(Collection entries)

○ ○ ○ ○ ○

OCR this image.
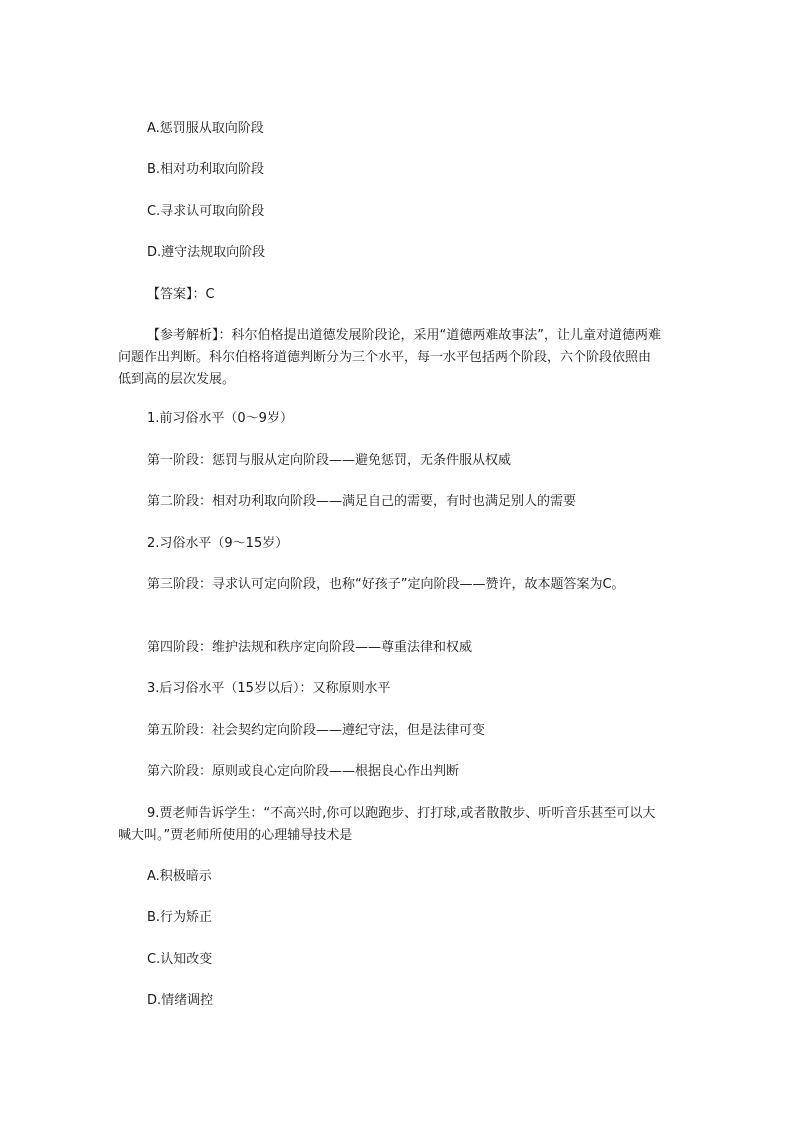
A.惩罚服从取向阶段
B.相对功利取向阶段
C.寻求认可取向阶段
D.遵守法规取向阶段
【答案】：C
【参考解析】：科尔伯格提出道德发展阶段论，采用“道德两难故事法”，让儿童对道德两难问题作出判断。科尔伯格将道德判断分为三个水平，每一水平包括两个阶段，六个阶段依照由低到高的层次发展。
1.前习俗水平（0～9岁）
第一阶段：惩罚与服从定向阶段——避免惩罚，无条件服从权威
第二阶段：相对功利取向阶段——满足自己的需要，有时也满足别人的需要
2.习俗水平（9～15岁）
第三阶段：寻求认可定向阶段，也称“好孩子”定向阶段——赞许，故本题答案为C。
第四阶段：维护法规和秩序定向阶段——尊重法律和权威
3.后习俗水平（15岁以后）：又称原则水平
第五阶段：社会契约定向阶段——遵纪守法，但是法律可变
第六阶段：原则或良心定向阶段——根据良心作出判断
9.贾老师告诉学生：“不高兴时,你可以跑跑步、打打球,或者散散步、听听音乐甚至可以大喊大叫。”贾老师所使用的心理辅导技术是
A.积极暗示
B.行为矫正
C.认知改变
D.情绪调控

○ ○ ○ ○ ○

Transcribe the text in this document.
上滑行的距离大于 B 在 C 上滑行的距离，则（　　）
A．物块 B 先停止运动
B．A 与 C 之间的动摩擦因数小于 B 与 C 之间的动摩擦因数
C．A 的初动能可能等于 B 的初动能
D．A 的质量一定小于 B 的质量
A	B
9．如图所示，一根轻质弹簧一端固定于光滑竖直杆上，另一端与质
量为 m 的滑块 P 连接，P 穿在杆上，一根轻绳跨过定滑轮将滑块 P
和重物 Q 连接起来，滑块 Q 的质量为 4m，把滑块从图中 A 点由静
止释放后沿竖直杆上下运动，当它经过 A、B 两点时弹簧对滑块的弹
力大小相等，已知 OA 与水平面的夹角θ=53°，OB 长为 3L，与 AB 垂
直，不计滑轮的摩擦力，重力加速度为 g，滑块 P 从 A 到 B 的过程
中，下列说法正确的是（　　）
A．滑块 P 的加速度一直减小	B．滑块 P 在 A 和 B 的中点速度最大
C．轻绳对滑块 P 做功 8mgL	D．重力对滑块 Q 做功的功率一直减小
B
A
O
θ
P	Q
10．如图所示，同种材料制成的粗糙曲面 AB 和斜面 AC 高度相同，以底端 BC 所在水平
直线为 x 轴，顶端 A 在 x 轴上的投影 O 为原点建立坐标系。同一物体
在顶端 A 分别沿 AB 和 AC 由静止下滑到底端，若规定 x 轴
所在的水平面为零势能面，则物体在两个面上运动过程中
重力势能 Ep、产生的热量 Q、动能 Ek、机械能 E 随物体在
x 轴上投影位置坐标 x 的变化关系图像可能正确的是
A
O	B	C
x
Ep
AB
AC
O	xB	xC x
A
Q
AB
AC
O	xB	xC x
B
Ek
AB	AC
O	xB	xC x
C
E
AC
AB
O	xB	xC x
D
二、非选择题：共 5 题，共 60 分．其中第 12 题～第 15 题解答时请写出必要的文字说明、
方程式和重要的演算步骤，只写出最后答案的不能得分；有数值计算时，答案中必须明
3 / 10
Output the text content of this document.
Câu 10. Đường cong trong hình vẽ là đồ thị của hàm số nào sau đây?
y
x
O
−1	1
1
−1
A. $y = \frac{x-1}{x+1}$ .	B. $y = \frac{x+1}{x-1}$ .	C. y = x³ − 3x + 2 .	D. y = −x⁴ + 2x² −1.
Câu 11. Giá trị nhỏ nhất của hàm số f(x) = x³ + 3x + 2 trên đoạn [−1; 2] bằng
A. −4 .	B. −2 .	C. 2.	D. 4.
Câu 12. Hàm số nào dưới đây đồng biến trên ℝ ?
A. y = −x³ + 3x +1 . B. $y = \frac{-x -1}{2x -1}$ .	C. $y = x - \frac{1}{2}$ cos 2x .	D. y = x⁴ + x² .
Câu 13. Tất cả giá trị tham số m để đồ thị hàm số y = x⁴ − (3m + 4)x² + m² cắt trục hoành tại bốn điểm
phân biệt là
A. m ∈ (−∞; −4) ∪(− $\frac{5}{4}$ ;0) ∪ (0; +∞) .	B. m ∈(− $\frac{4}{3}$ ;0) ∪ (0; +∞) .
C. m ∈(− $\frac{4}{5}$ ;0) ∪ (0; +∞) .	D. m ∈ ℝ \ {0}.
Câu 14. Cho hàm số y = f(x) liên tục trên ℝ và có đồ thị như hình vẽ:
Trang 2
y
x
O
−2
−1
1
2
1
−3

○ ○ ○ ○ ○

Identify and copy the lines holding the word "text".

Transcribe the text in this document.
Output the text content of this document.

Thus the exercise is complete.